◆ What is being asked ◆
Return each line of the listing that contains the string "JSON".

[Source data]
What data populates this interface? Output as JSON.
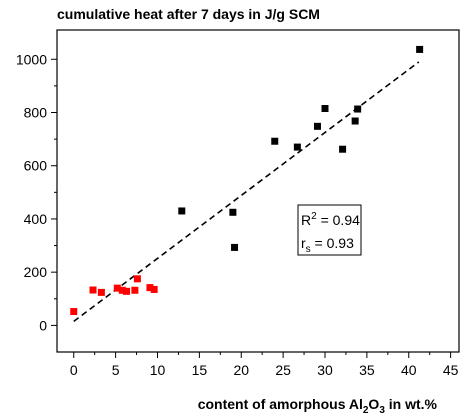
{
  "chart_data": {
    "type": "scatter",
    "title": "cumulative heat after 7 days in J/g SCM",
    "xlabel": {
      "prefix": "content of amorphous Al",
      "sub1": "2",
      "mid": "O",
      "sub2": "3",
      "suffix": " in wt.%"
    },
    "ylabel": "",
    "xlim": [
      -2,
      46
    ],
    "ylim": [
      -100,
      1110
    ],
    "xticks": [
      0,
      5,
      10,
      15,
      20,
      25,
      30,
      35,
      40,
      45
    ],
    "yticks": [
      0,
      200,
      400,
      600,
      800,
      1000
    ],
    "grid": false,
    "series": [
      {
        "color": "#ff0000",
        "marker": "square",
        "points": [
          [
            0,
            52
          ],
          [
            2.3,
            133
          ],
          [
            3.3,
            124
          ],
          [
            5.2,
            140
          ],
          [
            5.8,
            132
          ],
          [
            6.3,
            128
          ],
          [
            7.3,
            132
          ],
          [
            7.6,
            175
          ],
          [
            9.1,
            142
          ],
          [
            9.6,
            135
          ]
        ]
      },
      {
        "color": "#000000",
        "marker": "square",
        "points": [
          [
            12.9,
            430
          ],
          [
            19.0,
            425
          ],
          [
            19.2,
            293
          ],
          [
            24.0,
            692
          ],
          [
            26.7,
            670
          ],
          [
            29.1,
            748
          ],
          [
            30.0,
            815
          ],
          [
            32.1,
            662
          ],
          [
            33.6,
            768
          ],
          [
            33.9,
            813
          ],
          [
            41.3,
            1037
          ]
        ]
      }
    ],
    "trendline": {
      "style": "dashed",
      "color": "#000000",
      "x": [
        0,
        41.2
      ],
      "y": [
        15,
        990
      ]
    },
    "annotation": {
      "r2_label": "R",
      "r2_sup": "2",
      "r2_value": " = 0.94",
      "rs_label": "r",
      "rs_sub": "s",
      "rs_value": " = 0.93"
    }
  }
}
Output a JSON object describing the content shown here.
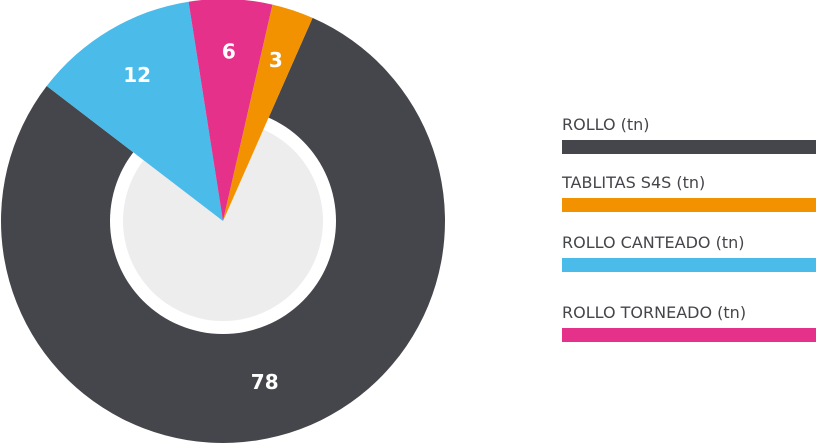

◆ Reply ◆
What data populates this interface? Output as JSON.
Output a JSON object describing the content shown here.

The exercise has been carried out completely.